▶ [Problem to solve]:
An exact reproduction of all the data is needed, with no images in it.

(Page text dataset records)
---
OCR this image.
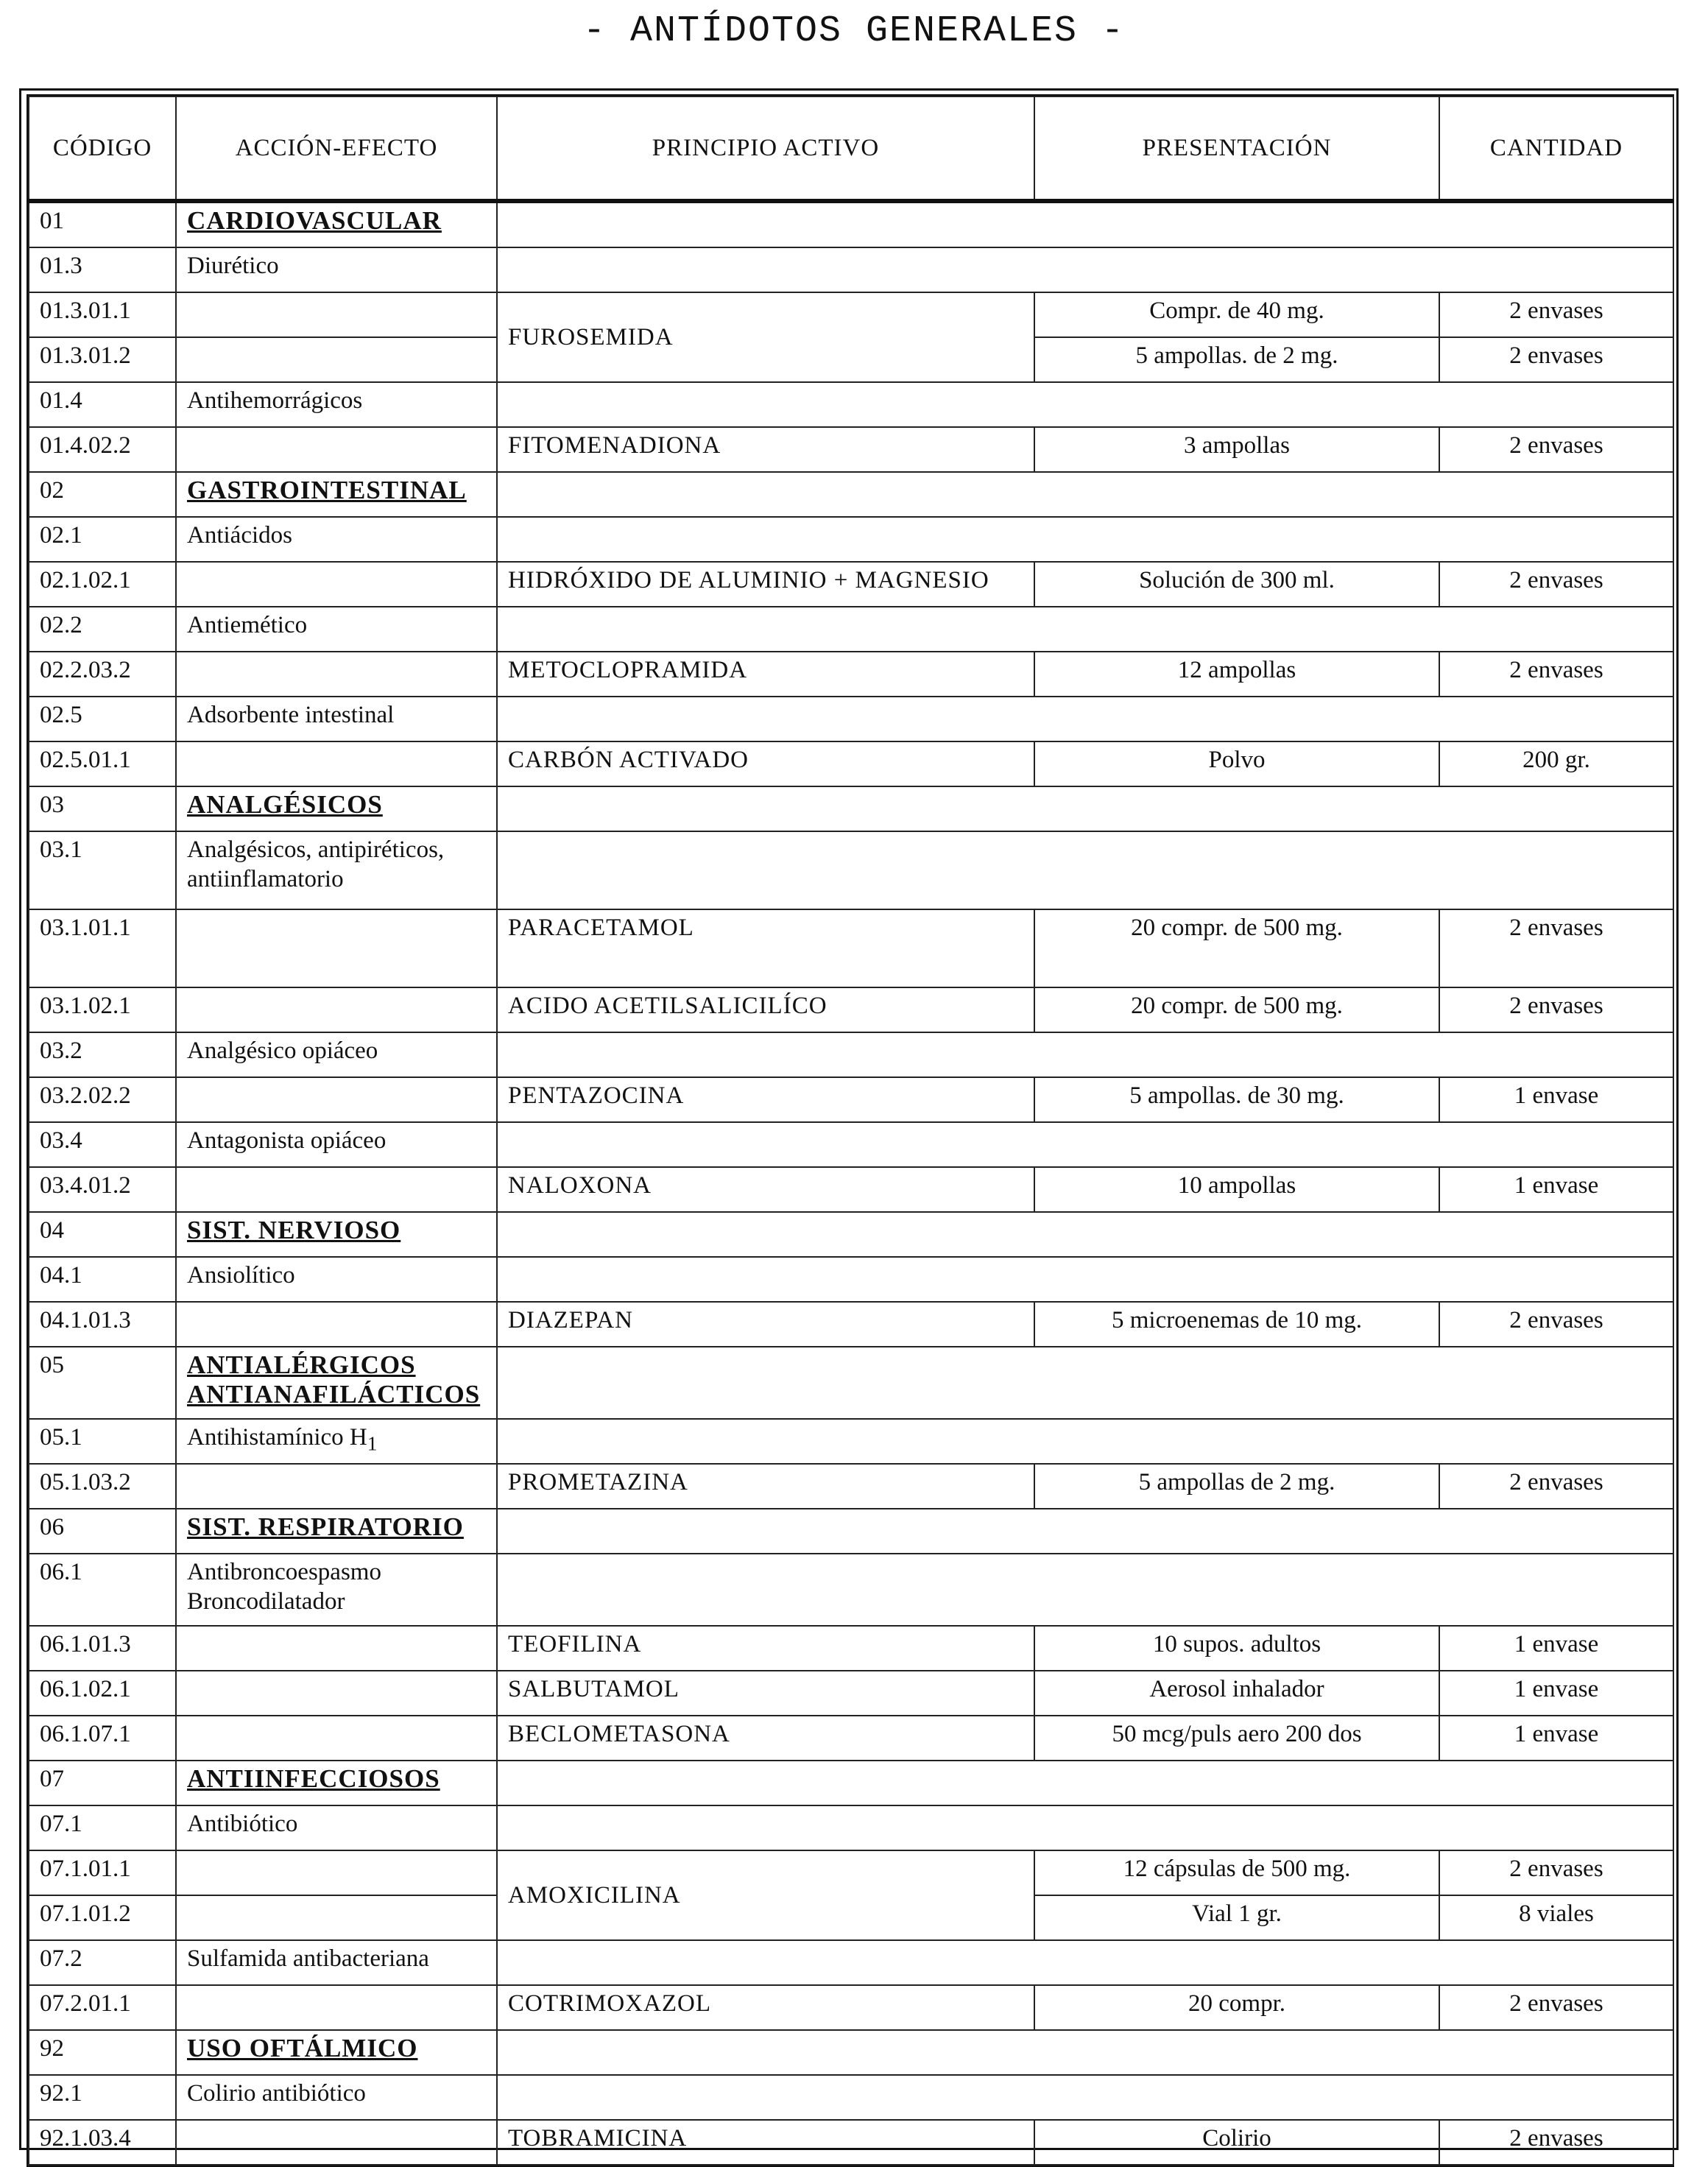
- ANTÍDOTOS GENERALES -
CÓDIGO	ACCIÓN-EFECTO	PRINCIPIO ACTIVO	PRESENTACIÓN	CANTIDAD
01	CARDIOVASCULAR			
01.3	Diurético			
01.3.01.1		FUROSEMIDA	Compr. de 40 mg.	2 envases
01.3.01.2			5 ampollas. de 2 mg.	2 envases
01.4	Antihemorrágicos			
01.4.02.2		FITOMENADIONA	3 ampollas	2 envases
02	GASTROINTESTINAL			
02.1	Antiácidos			
02.1.02.1		HIDRÓXIDO DE ALUMINIO + MAGNESIO	Solución de 300 ml.	2 envases
02.2	Antiemético			
02.2.03.2		METOCLOPRAMIDA	12 ampollas	2 envases
02.5	Adsorbente intestinal			
02.5.01.1		CARBÓN ACTIVADO	Polvo	200 gr.
03	ANALGÉSICOS			
03.1	Analgésicos, antipiréticos, antiinflamatorio			
03.1.01.1		PARACETAMOL	20 compr. de 500 mg.	2 envases
03.1.02.1		ACIDO ACETILSALICILÍCO	20 compr. de 500 mg.	2 envases
03.2	Analgésico opiáceo			
03.2.02.2		PENTAZOCINA	5 ampollas. de 30 mg.	1 envase
03.4	Antagonista opiáceo			
03.4.01.2		NALOXONA	10 ampollas	1 envase
04	SIST. NERVIOSO			
04.1	Ansiolítico			
04.1.01.3		DIAZEPAN	5 microenemas de 10 mg.	2 envases
05	ANTIALÉRGICOS ANTIANAFILÁCTICOS			
05.1	Antihistamínico $H_1$	
05.1.03.2		PROMETAZINA	5 ampollas de 2 mg.	2 envases
06	SIST. RESPIRATORIO			
06.1	Antibroncoespasmo Broncodilatador			
06.1.01.3		TEOFILINA	10 supos. adultos	1 envase
06.1.02.1		SALBUTAMOL	Aerosol inhalador	1 envase
06.1.07.1		BECLOMETASONA	50 mcg/puls aero 200 dos	1 envase
07	ANTIINFECCIOSOS			
07.1	Antibiótico			
07.1.01.1		AMOXICILINA	12 cápsulas de 500 mg.	2 envases
07.1.01.2			Vial 1 gr.	8 viales
07.2	Sulfamida antibacteriana			
07.2.01.1		COTRIMOXAZOL	20 compr.	2 envases
92	USO OFTÁLMICO			
92.1	Colirio antibiótico			
92.1.03.4		TOBRAMICINA	Colirio	2 envases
---
▶ [Solution below]:
OCR this image.
- ANTÍDOTOS GENERALES -
CÓDIGO	ACCIÓN-EFECTO	PRINCIPIO ACTIVO	PRESENTACIÓN	CANTIDAD
01	CARDIOVASCULAR			
01.3	Diurético			
01.3.01.1		FUROSEMIDA	Compr. de 40 mg.	2 envases
01.3.01.2			5 ampollas. de 2 mg.	2 envases
01.4	Antihemorrágicos			
01.4.02.2		FITOMENADIONA	3 ampollas	2 envases
02	GASTROINTESTINAL			
02.1	Antiácidos			
02.1.02.1		HIDRÓXIDO DE ALUMINIO + MAGNESIO	Solución de 300 ml.	2 envases
02.2	Antiemético			
02.2.03.2		METOCLOPRAMIDA	12 ampollas	2 envases
02.5	Adsorbente intestinal			
02.5.01.1		CARBÓN ACTIVADO	Polvo	200 gr.
03	ANALGÉSICOS			
03.1	Analgésicos, antipiréticos, antiinflamatorio			
03.1.01.1		PARACETAMOL	20 compr. de 500 mg.	2 envases
03.1.02.1		ACIDO ACETILSALICILÍCO	20 compr. de 500 mg.	2 envases
03.2	Analgésico opiáceo			
03.2.02.2		PENTAZOCINA	5 ampollas. de 30 mg.	1 envase
03.4	Antagonista opiáceo			
03.4.01.2		NALOXONA	10 ampollas	1 envase
04	SIST. NERVIOSO			
04.1	Ansiolítico			
04.1.01.3		DIAZEPAN	5 microenemas de 10 mg.	2 envases
05	ANTIALÉRGICOS ANTIANAFILÁCTICOS			
05.1	Antihistamínico $H_1$	
05.1.03.2		PROMETAZINA	5 ampollas de 2 mg.	2 envases
06	SIST. RESPIRATORIO			
06.1	Antibroncoespasmo Broncodilatador			
06.1.01.3		TEOFILINA	10 supos. adultos	1 envase
06.1.02.1		SALBUTAMOL	Aerosol inhalador	1 envase
06.1.07.1		BECLOMETASONA	50 mcg/puls aero 200 dos	1 envase
07	ANTIINFECCIOSOS			
07.1	Antibiótico			
07.1.01.1		AMOXICILINA	12 cápsulas de 500 mg.	2 envases
07.1.01.2			Vial 1 gr.	8 viales
07.2	Sulfamida antibacteriana			
07.2.01.1		COTRIMOXAZOL	20 compr.	2 envases
92	USO OFTÁLMICO			
92.1	Colirio antibiótico			
92.1.03.4		TOBRAMICINA	Colirio	2 envases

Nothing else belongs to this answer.